Excerpt to read —

::::

FIG. 4 shows the format of the output data from the digital audio encoder of the present invention when multiplexed voice data are present on the voice channel.

DETAILED DESCRIPTION OF THE INVENTION

Referring to FIG. 1, the digital audio encoder of the present invention comprises a first sampling section 10 for sampling left and right stereo audio signals (L, R) and for generating sampled audio signal data (L', R'). A second sampling section 20 samples multiplexed voice signals (S1, S2), i.e., monophonic voice data for multiplexing, and generates sampled multiplexed voice signals (S1', S2'). An audio data coding section 30 determines the size of a window that is to be applied to the L' and R' data and that is to be utilized for an MDCT/MDST (modified discrete cosine transform/modified discrete sine transform) function, the size of the window being based upon the sampled data (L', R') from the first sampling section 10. A multiplexed voice data coding section 40 determines the size of a window that is to be applied to the S1' and S2' data and that is to be utilized for an MDCT/MDST function, the size of the window being based upon the sampled data (S1', S2') from second sampling section 20. A formatting section 50 formats the output data from the audio data coding section 30 and multiplexed voice data coding section 40 and generates an output bit stream.

Audio data coding section 30 preferably has the same construction as multiplexed voice data coding section 40. As shown in FIG. 2, audio data coding section 30 and voice multiplex data coding section 40 each comprises a scaling section 31 for adjusting the range of the L' and R' data, and the S1' and S2' data respectively. A voice data presence discrimination/block size selecting section 32 determines from the output data of the scaling section 31 whether or not there are any data on the voice channel and determines a block size for the data, as discussed in more detail below.

::::

(Item position entries)
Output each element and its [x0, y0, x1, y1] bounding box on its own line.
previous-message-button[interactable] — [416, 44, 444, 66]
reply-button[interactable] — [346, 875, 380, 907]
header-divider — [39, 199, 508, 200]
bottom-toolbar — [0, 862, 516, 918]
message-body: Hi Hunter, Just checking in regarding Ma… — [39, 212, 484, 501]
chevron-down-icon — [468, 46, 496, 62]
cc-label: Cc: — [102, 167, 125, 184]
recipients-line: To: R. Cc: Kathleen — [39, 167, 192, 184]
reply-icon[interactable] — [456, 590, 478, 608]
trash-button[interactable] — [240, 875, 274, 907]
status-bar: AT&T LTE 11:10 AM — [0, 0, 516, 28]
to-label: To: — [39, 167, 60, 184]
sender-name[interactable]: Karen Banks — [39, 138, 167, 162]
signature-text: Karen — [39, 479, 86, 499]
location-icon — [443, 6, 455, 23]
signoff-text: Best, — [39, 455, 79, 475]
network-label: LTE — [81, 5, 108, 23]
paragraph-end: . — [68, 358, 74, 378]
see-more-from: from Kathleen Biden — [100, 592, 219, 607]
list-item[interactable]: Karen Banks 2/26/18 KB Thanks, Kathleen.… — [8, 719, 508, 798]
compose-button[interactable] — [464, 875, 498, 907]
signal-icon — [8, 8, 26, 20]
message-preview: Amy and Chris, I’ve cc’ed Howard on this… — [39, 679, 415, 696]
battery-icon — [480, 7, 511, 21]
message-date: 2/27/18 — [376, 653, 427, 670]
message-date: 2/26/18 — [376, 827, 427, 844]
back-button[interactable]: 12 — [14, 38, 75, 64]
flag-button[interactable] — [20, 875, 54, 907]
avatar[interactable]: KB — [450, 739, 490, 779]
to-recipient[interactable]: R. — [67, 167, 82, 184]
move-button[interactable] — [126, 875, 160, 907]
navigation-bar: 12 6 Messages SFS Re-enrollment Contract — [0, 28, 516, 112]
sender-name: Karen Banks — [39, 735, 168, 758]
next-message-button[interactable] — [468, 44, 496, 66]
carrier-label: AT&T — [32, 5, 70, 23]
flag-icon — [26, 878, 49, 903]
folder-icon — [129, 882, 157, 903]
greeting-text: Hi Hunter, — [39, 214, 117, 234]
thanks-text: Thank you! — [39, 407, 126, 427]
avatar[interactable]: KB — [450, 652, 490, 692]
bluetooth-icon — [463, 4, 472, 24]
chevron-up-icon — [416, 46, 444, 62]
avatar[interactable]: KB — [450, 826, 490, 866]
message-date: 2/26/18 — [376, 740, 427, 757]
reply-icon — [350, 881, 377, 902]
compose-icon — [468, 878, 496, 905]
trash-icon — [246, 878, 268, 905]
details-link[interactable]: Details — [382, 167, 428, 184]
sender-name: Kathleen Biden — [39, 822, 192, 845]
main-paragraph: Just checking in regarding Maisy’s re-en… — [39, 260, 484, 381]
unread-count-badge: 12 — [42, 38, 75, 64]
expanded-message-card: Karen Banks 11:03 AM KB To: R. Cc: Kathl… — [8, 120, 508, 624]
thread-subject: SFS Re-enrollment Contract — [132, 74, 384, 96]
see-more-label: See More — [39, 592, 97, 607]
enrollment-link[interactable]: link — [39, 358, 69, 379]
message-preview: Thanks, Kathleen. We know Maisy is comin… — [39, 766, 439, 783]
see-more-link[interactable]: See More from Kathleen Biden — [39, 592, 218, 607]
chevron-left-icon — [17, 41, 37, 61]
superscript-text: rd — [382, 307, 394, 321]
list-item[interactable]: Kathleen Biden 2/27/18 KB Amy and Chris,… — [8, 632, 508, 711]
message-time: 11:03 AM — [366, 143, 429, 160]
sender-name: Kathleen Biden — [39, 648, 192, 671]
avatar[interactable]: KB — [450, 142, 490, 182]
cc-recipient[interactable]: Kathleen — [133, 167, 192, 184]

::::

Goals —
**A)** Answer these questions from the encoder description, one line each:
(i) What signals does the second sampling section 20 sample?
(ii) What does the formatting section 50 generate?
(iii) What does the scaling section 31 adjust?
**B)** Using the encoder description, explain what the audio data coding section 30 bases its window size on and what that window is used for.

Solutions by task —
**A)**
(i) The multiplexed voice signals (S1, S2), i.e., monophonic voice data for multiplexing.
(ii) An output bit stream.
(iii) The range of the L' and R' data, and the S1' and S2' data respectively.

**B)** The audio data coding section 30 bases the window size on the sampled data (L', R') from the first sampling section 10. The window is applied to the L' and R' data and used for the MDCT/MDST (modified discrete cosine transform/modified discrete sine transform) function.